## Given entries
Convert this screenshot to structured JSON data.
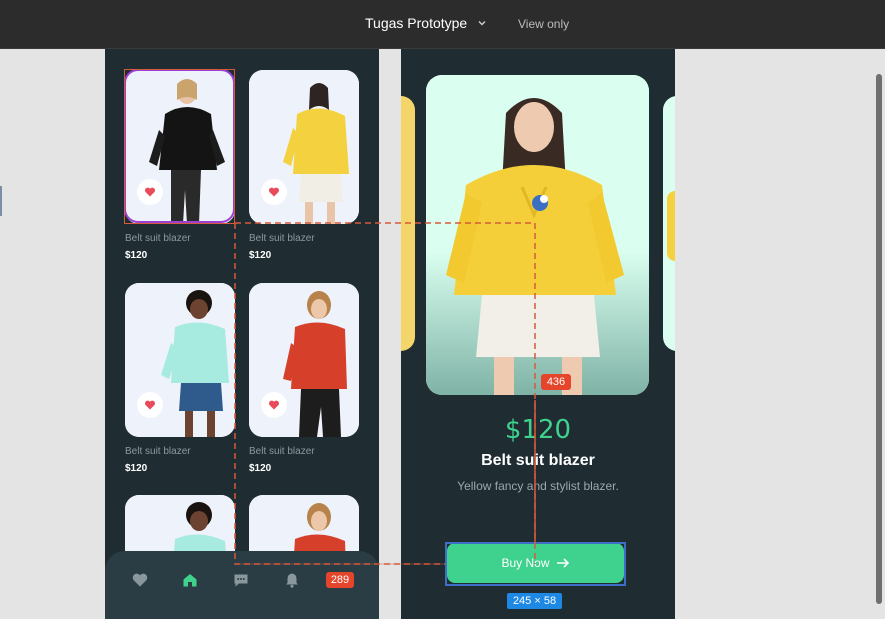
{
  "topbar": {
    "title": "Tugas Prototype",
    "view_mode": "View only"
  },
  "products": [
    {
      "name": "Belt suit blazer",
      "price": "$120",
      "outfit": "black-puffer"
    },
    {
      "name": "Belt suit blazer",
      "price": "$120",
      "outfit": "yellow-hoodie"
    },
    {
      "name": "Belt suit blazer",
      "price": "$120",
      "outfit": "mint-hoodie"
    },
    {
      "name": "Belt suit blazer",
      "price": "$120",
      "outfit": "red-hoodie"
    },
    {
      "name": "",
      "price": "",
      "outfit": "mint-hoodie"
    },
    {
      "name": "",
      "price": "",
      "outfit": "red-hoodie"
    }
  ],
  "bottom_nav": {
    "items": [
      "heart-icon",
      "home-icon",
      "chat-icon",
      "bell-icon"
    ],
    "active": "home-icon",
    "hotspot_badge": "289"
  },
  "detail": {
    "price": "$120",
    "name": "Belt suit blazer",
    "description": "Yellow fancy and stylist blazer.",
    "image_hotspot_badge": "436",
    "buy_label": "Buy Now"
  },
  "selection": {
    "dimensions": "245 × 58"
  },
  "colors": {
    "phone_bg": "#1f2d33",
    "accent_green": "#3fd28e",
    "hotspot_red": "#e4452b",
    "selection_blue": "#1e88e5",
    "selected_purple": "#9b3fd6"
  }
}
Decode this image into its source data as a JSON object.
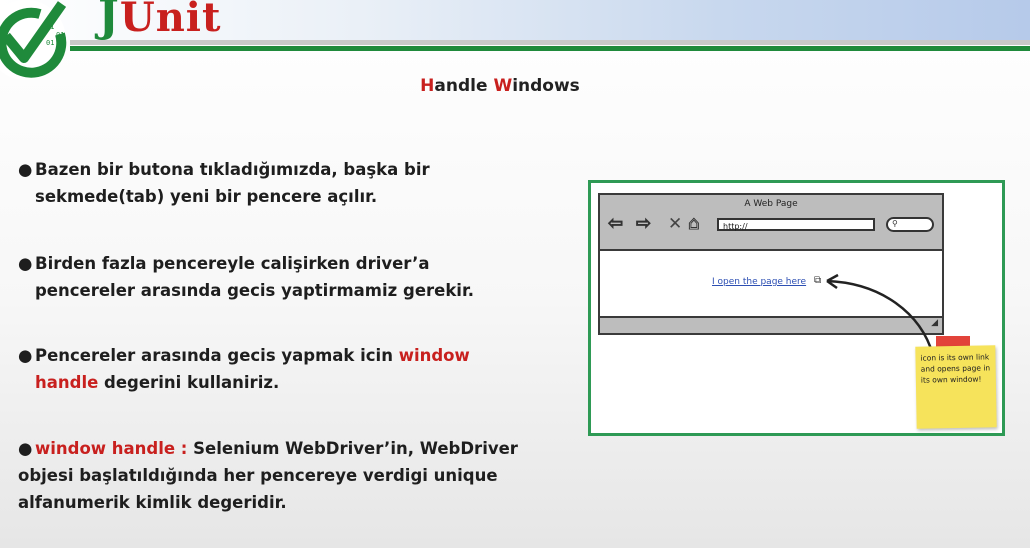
{
  "header": {
    "brand_initial": "J",
    "brand_rest": "Unit",
    "logo_bits": [
      "01",
      "01",
      "01"
    ],
    "accent_green": "#1f8a3b",
    "accent_red": "#c8201e"
  },
  "slide": {
    "title_h": "H",
    "title_rest1": "andle ",
    "title_w": "W",
    "title_rest2": "indows"
  },
  "bullets": [
    {
      "dot": "●",
      "line1": "Bazen bir butona tıkladığımızda, başka bir",
      "line2": "sekmede(tab) yeni bir pencere açılır."
    },
    {
      "dot": "●",
      "line1": "Birden fazla pencereyle calişirken driver’a",
      "line2": "pencereler arasında gecis yaptirmamiz gerekir."
    },
    {
      "dot": "●",
      "line1": "Pencereler arasında gecis yapmak icin",
      "line1_red": "window",
      "line2_red": "handle",
      "line2": "degerini kullaniriz."
    },
    {
      "dot": "●",
      "red": "window handle :",
      "line1": "Selenium WebDriver’in, WebDriver",
      "line2": "objesi başlatıldığında her pencereye verdigi unique",
      "line3": "alfanumerik kimlik degeridir."
    }
  ],
  "mockup": {
    "page_title": "A Web Page",
    "url": "http://",
    "link_text": "I open the page here",
    "icons": [
      "back-arrow-icon",
      "forward-arrow-icon",
      "close-x-icon",
      "home-icon",
      "search-icon",
      "new-window-icon",
      "resize-grip-icon"
    ],
    "note_text": "icon is its own link and opens page in its own window!",
    "border_color": "#2e9a55"
  }
}
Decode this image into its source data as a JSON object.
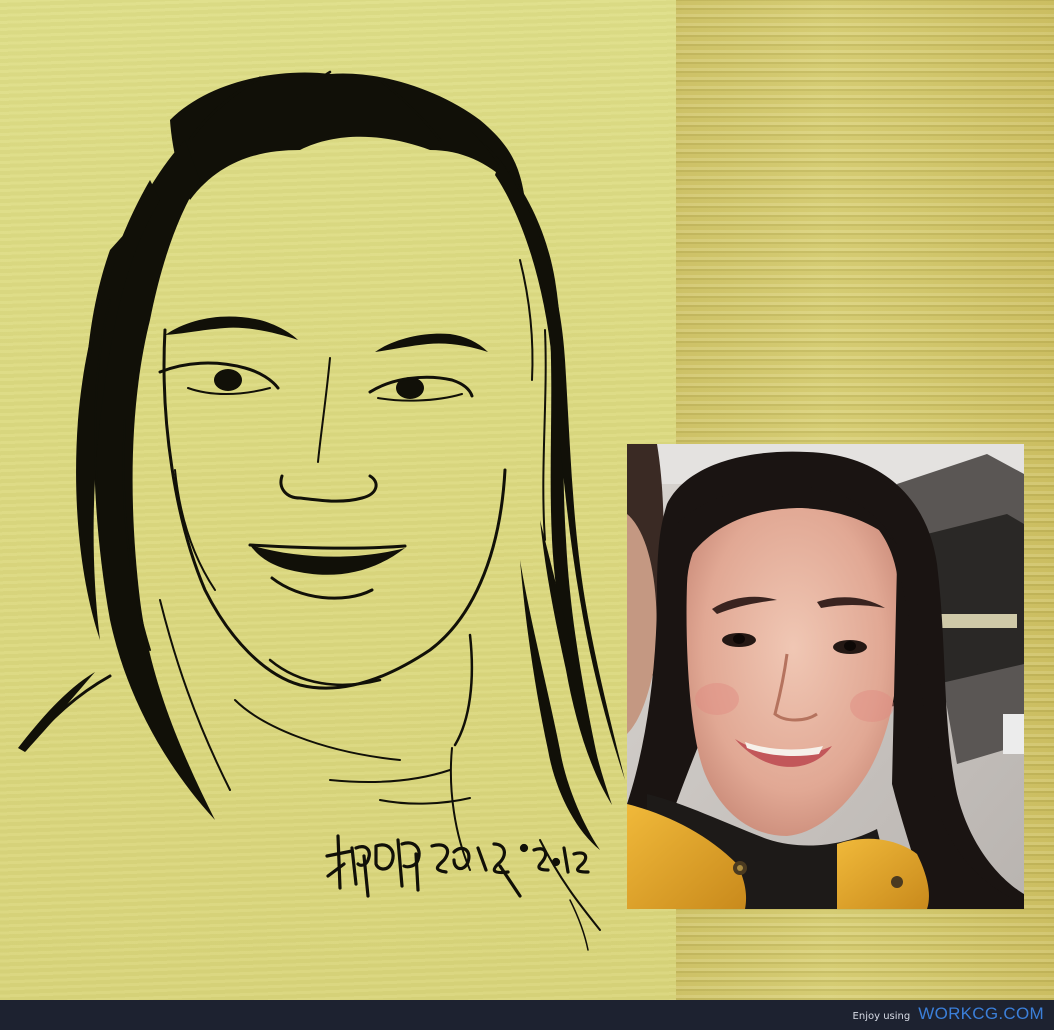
{
  "artwork": {
    "signature_text": "柳明明2016·2·12"
  },
  "footer": {
    "prefix": "Enjoy using",
    "brand": "WORKCG.COM"
  },
  "colors": {
    "canvas_yellow": "#dcd97f",
    "ink": "#111008",
    "footer_bg": "#1d2230",
    "brand_blue": "#3b7fd9",
    "jacket_yellow": "#e0a52a"
  }
}
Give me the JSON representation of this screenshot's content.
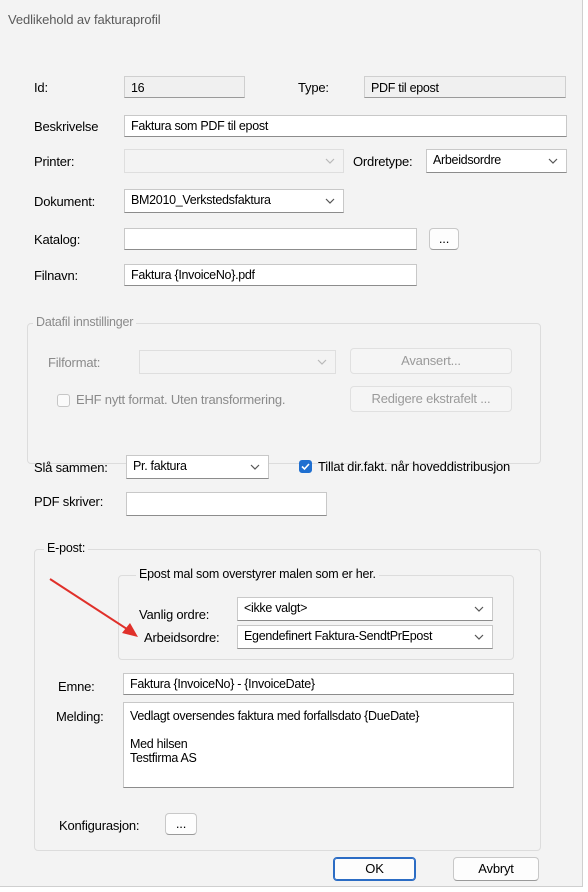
{
  "window": {
    "title": "Vedlikehold av fakturaprofil"
  },
  "id": {
    "label": "Id:",
    "value": "16"
  },
  "type": {
    "label": "Type:",
    "value": "PDF til epost"
  },
  "beskrivelse": {
    "label": "Beskrivelse",
    "value": "Faktura som PDF til epost"
  },
  "printer": {
    "label": "Printer:",
    "value": ""
  },
  "ordretype": {
    "label": "Ordretype:",
    "value": "Arbeidsordre"
  },
  "dokument": {
    "label": "Dokument:",
    "value": "BM2010_Verkstedsfaktura"
  },
  "katalog": {
    "label": "Katalog:",
    "value": "",
    "browse_label": "..."
  },
  "filnavn": {
    "label": "Filnavn:",
    "value": "Faktura {InvoiceNo}.pdf"
  },
  "datafil": {
    "group_label": "Datafil innstillinger",
    "filformat_label": "Filformat:",
    "filformat_value": "",
    "avansert_label": "Avansert...",
    "ehf_label": "EHF nytt format. Uten transformering.",
    "ehf_checked": false,
    "redigere_label": "Redigere ekstrafelt ..."
  },
  "sla_sammen": {
    "label": "Slå sammen:",
    "value": "Pr. faktura"
  },
  "tillat": {
    "label": "Tillat dir.fakt. når hoveddistribusjon",
    "checked": true
  },
  "pdf_skriver": {
    "label": "PDF skriver:",
    "value": ""
  },
  "epost": {
    "group_label": "E-post:",
    "mal_group_label": "Epost mal som overstyrer malen som er her.",
    "vanlig_label": "Vanlig ordre:",
    "vanlig_value": "<ikke valgt>",
    "arbeid_label": "Arbeidsordre:",
    "arbeid_value": "Egendefinert Faktura-SendtPrEpost",
    "emne_label": "Emne:",
    "emne_value": "Faktura {InvoiceNo} -  {InvoiceDate}",
    "melding_label": "Melding:",
    "melding_lines": [
      "Vedlagt oversendes faktura med forfallsdato {DueDate}",
      "",
      "Med hilsen",
      "Testfirma AS"
    ],
    "konfig_label": "Konfigurasjon:",
    "konfig_btn": "..."
  },
  "buttons": {
    "ok": "OK",
    "avbryt": "Avbryt"
  },
  "colors": {
    "accent": "#1f6fd0",
    "arrow": "#e0302a"
  }
}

## Task statement
All of the records above must be copied exactly, except for the pictures.

## Written solution
Convert this screenshot to structured JSON data.
{
  "topbar": {
    "title": "Tugas Prototype",
    "view_mode": "View only"
  },
  "products": [
    {
      "name": "Belt suit blazer",
      "price": "$120",
      "outfit": "black-puffer"
    },
    {
      "name": "Belt suit blazer",
      "price": "$120",
      "outfit": "yellow-hoodie"
    },
    {
      "name": "Belt suit blazer",
      "price": "$120",
      "outfit": "mint-hoodie"
    },
    {
      "name": "Belt suit blazer",
      "price": "$120",
      "outfit": "red-hoodie"
    },
    {
      "name": "",
      "price": "",
      "outfit": "mint-hoodie"
    },
    {
      "name": "",
      "price": "",
      "outfit": "red-hoodie"
    }
  ],
  "bottom_nav": {
    "items": [
      "heart-icon",
      "home-icon",
      "chat-icon",
      "bell-icon"
    ],
    "active": "home-icon",
    "hotspot_badge": "289"
  },
  "detail": {
    "price": "$120",
    "name": "Belt suit blazer",
    "description": "Yellow fancy and stylist blazer.",
    "image_hotspot_badge": "436",
    "buy_label": "Buy Now"
  },
  "selection": {
    "dimensions": "245 × 58"
  },
  "colors": {
    "phone_bg": "#1f2d33",
    "accent_green": "#3fd28e",
    "hotspot_red": "#e4452b",
    "selection_blue": "#1e88e5",
    "selected_purple": "#9b3fd6"
  }
}
Decode this image into its source data as a JSON object.
{
  "header": {
    "brand_initial": "J",
    "brand_rest": "Unit",
    "logo_bits": [
      "01",
      "01",
      "01"
    ],
    "accent_green": "#1f8a3b",
    "accent_red": "#c8201e"
  },
  "slide": {
    "title_h": "H",
    "title_rest1": "andle ",
    "title_w": "W",
    "title_rest2": "indows"
  },
  "bullets": [
    {
      "dot": "●",
      "line1": "Bazen bir butona tıkladığımızda, başka bir",
      "line2": "sekmede(tab) yeni bir pencere açılır."
    },
    {
      "dot": "●",
      "line1": "Birden fazla pencereyle calişirken driver’a",
      "line2": "pencereler arasında gecis yaptirmamiz gerekir."
    },
    {
      "dot": "●",
      "line1": "Pencereler arasında gecis yapmak icin",
      "line1_red": "window",
      "line2_red": "handle",
      "line2": "degerini kullaniriz."
    },
    {
      "dot": "●",
      "red": "window handle :",
      "line1": "Selenium WebDriver’in, WebDriver",
      "line2": "objesi başlatıldığında her pencereye verdigi unique",
      "line3": "alfanumerik kimlik degeridir."
    }
  ],
  "mockup": {
    "page_title": "A Web Page",
    "url": "http://",
    "link_text": "I open the page here",
    "icons": [
      "back-arrow-icon",
      "forward-arrow-icon",
      "close-x-icon",
      "home-icon",
      "search-icon",
      "new-window-icon",
      "resize-grip-icon"
    ],
    "note_text": "icon is its own link and opens page in its own window!",
    "border_color": "#2e9a55"
  }
}
Decode this image into its source data as a JSON object.
{
  "artwork": {
    "signature_text": "柳明明2016·2·12"
  },
  "footer": {
    "prefix": "Enjoy using",
    "brand": "WORKCG.COM"
  },
  "colors": {
    "canvas_yellow": "#dcd97f",
    "ink": "#111008",
    "footer_bg": "#1d2230",
    "brand_blue": "#3b7fd9",
    "jacket_yellow": "#e0a52a"
  }
}
Give me the JSON representation of this screenshot's content.
{
  "window": {
    "title": "Vedlikehold av fakturaprofil"
  },
  "id": {
    "label": "Id:",
    "value": "16"
  },
  "type": {
    "label": "Type:",
    "value": "PDF til epost"
  },
  "beskrivelse": {
    "label": "Beskrivelse",
    "value": "Faktura som PDF til epost"
  },
  "printer": {
    "label": "Printer:",
    "value": ""
  },
  "ordretype": {
    "label": "Ordretype:",
    "value": "Arbeidsordre"
  },
  "dokument": {
    "label": "Dokument:",
    "value": "BM2010_Verkstedsfaktura"
  },
  "katalog": {
    "label": "Katalog:",
    "value": "",
    "browse_label": "..."
  },
  "filnavn": {
    "label": "Filnavn:",
    "value": "Faktura {InvoiceNo}.pdf"
  },
  "datafil": {
    "group_label": "Datafil innstillinger",
    "filformat_label": "Filformat:",
    "filformat_value": "",
    "avansert_label": "Avansert...",
    "ehf_label": "EHF nytt format. Uten transformering.",
    "ehf_checked": false,
    "redigere_label": "Redigere ekstrafelt ..."
  },
  "sla_sammen": {
    "label": "Slå sammen:",
    "value": "Pr. faktura"
  },
  "tillat": {
    "label": "Tillat dir.fakt. når hoveddistribusjon",
    "checked": true
  },
  "pdf_skriver": {
    "label": "PDF skriver:",
    "value": ""
  },
  "epost": {
    "group_label": "E-post:",
    "mal_group_label": "Epost mal som overstyrer malen som er her.",
    "vanlig_label": "Vanlig ordre:",
    "vanlig_value": "<ikke valgt>",
    "arbeid_label": "Arbeidsordre:",
    "arbeid_value": "Egendefinert Faktura-SendtPrEpost",
    "emne_label": "Emne:",
    "emne_value": "Faktura {InvoiceNo} -  {InvoiceDate}",
    "melding_label": "Melding:",
    "melding_lines": [
      "Vedlagt oversendes faktura med forfallsdato {DueDate}",
      "",
      "Med hilsen",
      "Testfirma AS"
    ],
    "konfig_label": "Konfigurasjon:",
    "konfig_btn": "..."
  },
  "buttons": {
    "ok": "OK",
    "avbryt": "Avbryt"
  },
  "colors": {
    "accent": "#1f6fd0",
    "arrow": "#e0302a"
  }
}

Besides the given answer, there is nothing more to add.